RECORDS FOR PROCESSING:
++++
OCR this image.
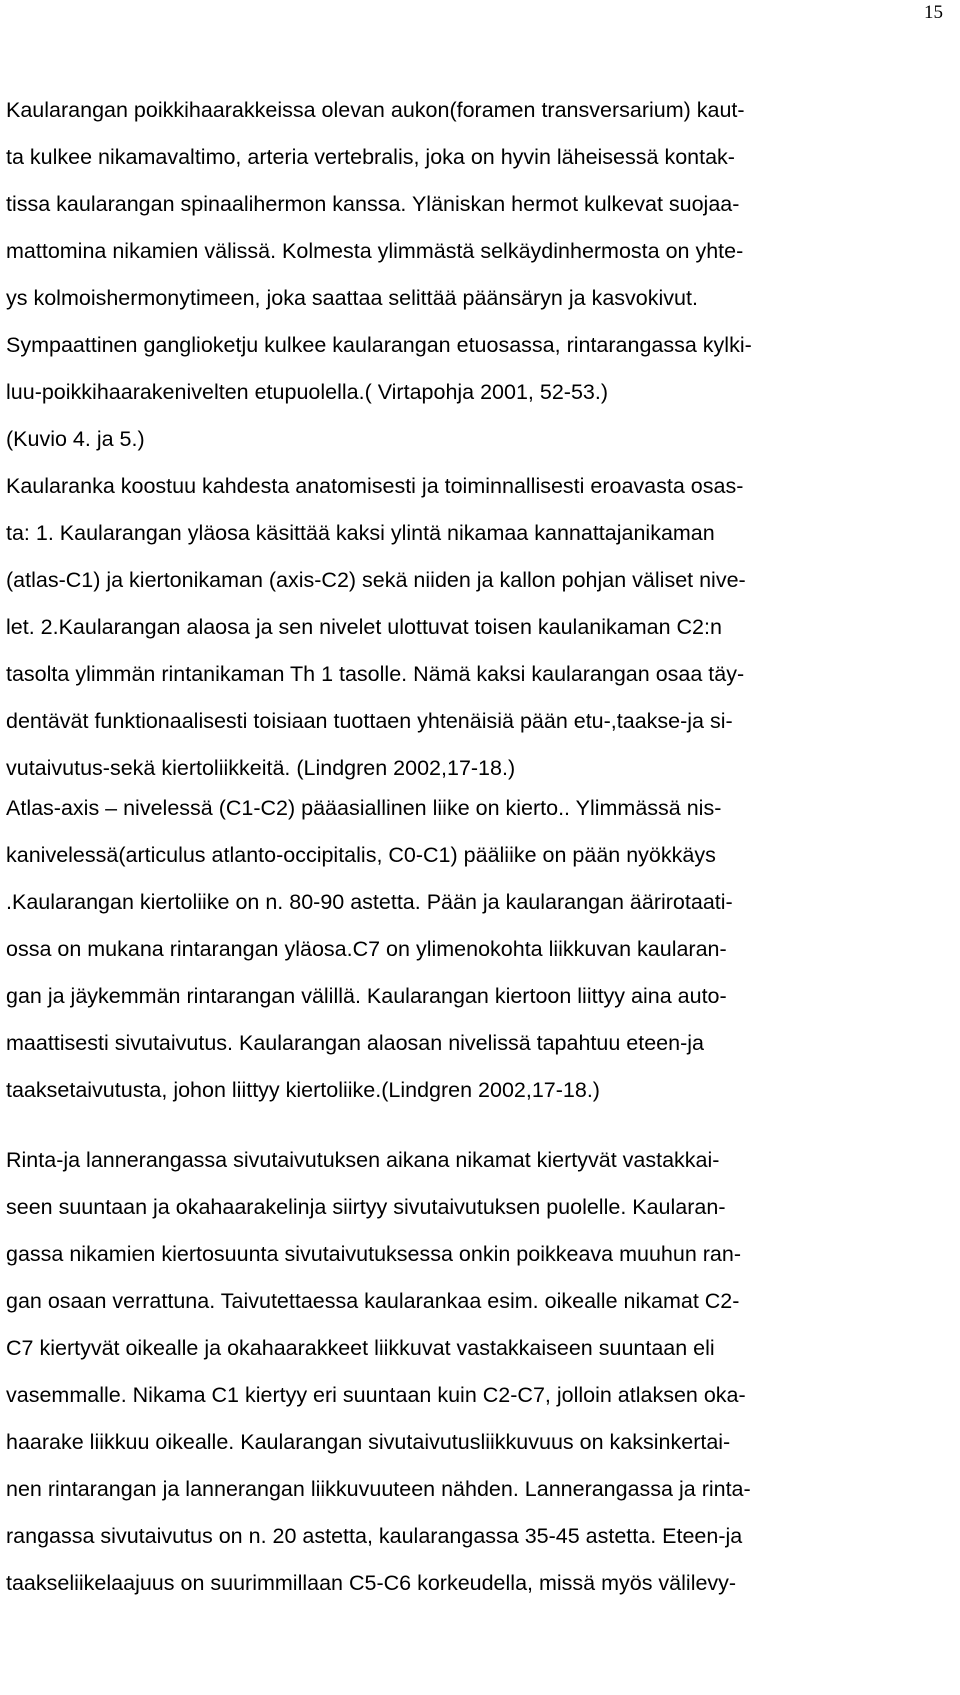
15
Kaularangan poikkihaarakkeissa olevan aukon(foramen transversarium) kaut-
ta kulkee nikamavaltimo, arteria vertebralis, joka on hyvin läheisessä kontak-
tissa kaularangan spinaalihermon kanssa. Yläniskan hermot kulkevat suojaa-
mattomina nikamien välissä. Kolmesta ylimmästä selkäydinhermosta on yhte-
ys kolmoishermonytimeen, joka saattaa selittää päänsäryn ja kasvokivut.
Sympaattinen ganglioketju kulkee kaularangan etuosassa, rintarangassa kylki-
luu-poikkihaarakenivelten etupuolella.( Virtapohja 2001, 52-53.)
(Kuvio 4. ja 5.)
Kaularanka koostuu kahdesta anatomisesti ja toiminnallisesti eroavasta osas-
ta: 1. Kaularangan yläosa käsittää kaksi ylintä nikamaa kannattajanikaman
(atlas-C1) ja kiertonikaman (axis-C2) sekä niiden ja kallon pohjan väliset nive-
let. 2.Kaularangan alaosa ja sen nivelet ulottuvat toisen kaulanikaman C2:n
tasolta ylimmän rintanikaman Th 1 tasolle. Nämä kaksi kaularangan osaa täy-
dentävät funktionaalisesti toisiaan tuottaen yhtenäisiä pään etu-,taakse-ja si-
vutaivutus-sekä kiertoliikkeitä. (Lindgren 2002,17-18.)
Atlas-axis – nivelessä (C1-C2) pääasiallinen liike on kierto.. Ylimmässä nis-
kanivelessä(articulus atlanto-occipitalis, C0-C1) pääliike on pään nyökkäys
.Kaularangan kiertoliike on n. 80-90 astetta. Pään ja kaularangan äärirotaati-
ossa on mukana rintarangan yläosa.C7 on ylimenokohta liikkuvan kaularan-
gan ja jäykemmän rintarangan välillä. Kaularangan kiertoon liittyy aina auto-
maattisesti sivutaivutus. Kaularangan alaosan nivelissä tapahtuu eteen-ja
taaksetaivutusta, johon liittyy kiertoliike.(Lindgren 2002,17-18.)
Rinta-ja lannerangassa sivutaivutuksen aikana nikamat kiertyvät vastakkai-
seen suuntaan ja okahaarakelinja siirtyy sivutaivutuksen puolelle. Kaularan-
gassa nikamien kiertosuunta sivutaivutuksessa onkin poikkeava muuhun ran-
gan osaan verrattuna. Taivutettaessa kaularankaa esim. oikealle nikamat C2-
C7 kiertyvät oikealle ja okahaarakkeet liikkuvat vastakkaiseen suuntaan eli
vasemmalle. Nikama C1 kiertyy eri suuntaan kuin C2-C7, jolloin atlaksen oka-
haarake liikkuu oikealle. Kaularangan sivutaivutusliikkuvuus on kaksinkertai-
nen rintarangan ja lannerangan liikkuvuuteen nähden. Lannerangassa ja rinta-
rangassa sivutaivutus on n. 20 astetta, kaularangassa 35-45 astetta. Eteen-ja
taakseliikelaajuus on suurimmillaan C5-C6 korkeudella, missä myös välilevy-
++++
YOUR TASK:
State, as a bare number, how many lines of the listing hold the word "rintarangan".

SOLVED EXERCISE:
3